▶ Your objective
Copy the records below exactly as they appear.

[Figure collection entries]
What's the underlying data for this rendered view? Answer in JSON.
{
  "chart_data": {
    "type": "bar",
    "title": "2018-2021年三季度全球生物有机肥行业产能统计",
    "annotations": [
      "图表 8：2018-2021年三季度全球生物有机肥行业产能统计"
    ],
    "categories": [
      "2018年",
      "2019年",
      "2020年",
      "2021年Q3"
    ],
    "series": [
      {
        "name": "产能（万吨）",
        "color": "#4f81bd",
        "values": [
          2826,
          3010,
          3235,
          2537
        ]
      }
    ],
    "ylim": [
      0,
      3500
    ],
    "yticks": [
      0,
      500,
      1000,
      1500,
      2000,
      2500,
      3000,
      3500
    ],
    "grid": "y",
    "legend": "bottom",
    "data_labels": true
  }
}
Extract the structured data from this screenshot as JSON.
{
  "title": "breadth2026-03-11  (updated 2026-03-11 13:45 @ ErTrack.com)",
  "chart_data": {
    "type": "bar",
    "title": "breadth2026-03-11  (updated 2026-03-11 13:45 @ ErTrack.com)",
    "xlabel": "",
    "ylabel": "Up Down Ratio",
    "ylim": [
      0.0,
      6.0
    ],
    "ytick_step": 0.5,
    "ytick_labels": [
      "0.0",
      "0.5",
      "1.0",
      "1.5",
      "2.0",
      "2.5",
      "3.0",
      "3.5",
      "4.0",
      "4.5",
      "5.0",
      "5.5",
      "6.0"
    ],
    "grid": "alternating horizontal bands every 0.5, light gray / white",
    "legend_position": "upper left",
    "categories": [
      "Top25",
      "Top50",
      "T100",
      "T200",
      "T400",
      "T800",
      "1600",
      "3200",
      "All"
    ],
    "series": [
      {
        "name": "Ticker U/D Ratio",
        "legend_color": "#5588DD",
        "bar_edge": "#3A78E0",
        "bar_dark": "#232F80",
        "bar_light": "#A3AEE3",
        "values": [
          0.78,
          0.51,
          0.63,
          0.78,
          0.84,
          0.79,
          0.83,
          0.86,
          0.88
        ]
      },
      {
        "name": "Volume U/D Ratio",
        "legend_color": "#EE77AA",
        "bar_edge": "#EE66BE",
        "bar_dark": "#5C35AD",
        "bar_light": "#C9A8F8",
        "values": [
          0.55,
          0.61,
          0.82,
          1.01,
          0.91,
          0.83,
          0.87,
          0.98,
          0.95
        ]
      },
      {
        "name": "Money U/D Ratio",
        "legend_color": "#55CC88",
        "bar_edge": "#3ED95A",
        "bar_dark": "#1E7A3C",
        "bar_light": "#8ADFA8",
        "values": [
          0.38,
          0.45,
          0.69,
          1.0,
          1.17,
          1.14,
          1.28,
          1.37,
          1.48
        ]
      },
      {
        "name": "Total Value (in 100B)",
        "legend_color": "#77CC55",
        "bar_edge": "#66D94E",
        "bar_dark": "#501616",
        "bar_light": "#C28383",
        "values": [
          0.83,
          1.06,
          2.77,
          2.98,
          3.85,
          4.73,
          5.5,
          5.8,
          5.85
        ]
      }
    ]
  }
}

▶ The solution
What's the underlying data for this rendered view? Answer in JSON.
{
  "chart_data": {
    "type": "bar",
    "title": "2018-2021年三季度全球生物有机肥行业产能统计",
    "annotations": [
      "图表 8：2018-2021年三季度全球生物有机肥行业产能统计"
    ],
    "categories": [
      "2018年",
      "2019年",
      "2020年",
      "2021年Q3"
    ],
    "series": [
      {
        "name": "产能（万吨）",
        "color": "#4f81bd",
        "values": [
          2826,
          3010,
          3235,
          2537
        ]
      }
    ],
    "ylim": [
      0,
      3500
    ],
    "yticks": [
      0,
      500,
      1000,
      1500,
      2000,
      2500,
      3000,
      3500
    ],
    "grid": "y",
    "legend": "bottom",
    "data_labels": true
  }
}
Extract the structured data from this screenshot as JSON.
{
  "title": "breadth2026-03-11  (updated 2026-03-11 13:45 @ ErTrack.com)",
  "chart_data": {
    "type": "bar",
    "title": "breadth2026-03-11  (updated 2026-03-11 13:45 @ ErTrack.com)",
    "xlabel": "",
    "ylabel": "Up Down Ratio",
    "ylim": [
      0.0,
      6.0
    ],
    "ytick_step": 0.5,
    "ytick_labels": [
      "0.0",
      "0.5",
      "1.0",
      "1.5",
      "2.0",
      "2.5",
      "3.0",
      "3.5",
      "4.0",
      "4.5",
      "5.0",
      "5.5",
      "6.0"
    ],
    "grid": "alternating horizontal bands every 0.5, light gray / white",
    "legend_position": "upper left",
    "categories": [
      "Top25",
      "Top50",
      "T100",
      "T200",
      "T400",
      "T800",
      "1600",
      "3200",
      "All"
    ],
    "series": [
      {
        "name": "Ticker U/D Ratio",
        "legend_color": "#5588DD",
        "bar_edge": "#3A78E0",
        "bar_dark": "#232F80",
        "bar_light": "#A3AEE3",
        "values": [
          0.78,
          0.51,
          0.63,
          0.78,
          0.84,
          0.79,
          0.83,
          0.86,
          0.88
        ]
      },
      {
        "name": "Volume U/D Ratio",
        "legend_color": "#EE77AA",
        "bar_edge": "#EE66BE",
        "bar_dark": "#5C35AD",
        "bar_light": "#C9A8F8",
        "values": [
          0.55,
          0.61,
          0.82,
          1.01,
          0.91,
          0.83,
          0.87,
          0.98,
          0.95
        ]
      },
      {
        "name": "Money U/D Ratio",
        "legend_color": "#55CC88",
        "bar_edge": "#3ED95A",
        "bar_dark": "#1E7A3C",
        "bar_light": "#8ADFA8",
        "values": [
          0.38,
          0.45,
          0.69,
          1.0,
          1.17,
          1.14,
          1.28,
          1.37,
          1.48
        ]
      },
      {
        "name": "Total Value (in 100B)",
        "legend_color": "#77CC55",
        "bar_edge": "#66D94E",
        "bar_dark": "#501616",
        "bar_light": "#C28383",
        "values": [
          0.83,
          1.06,
          2.77,
          2.98,
          3.85,
          4.73,
          5.5,
          5.8,
          5.85
        ]
      }
    ]
  }
}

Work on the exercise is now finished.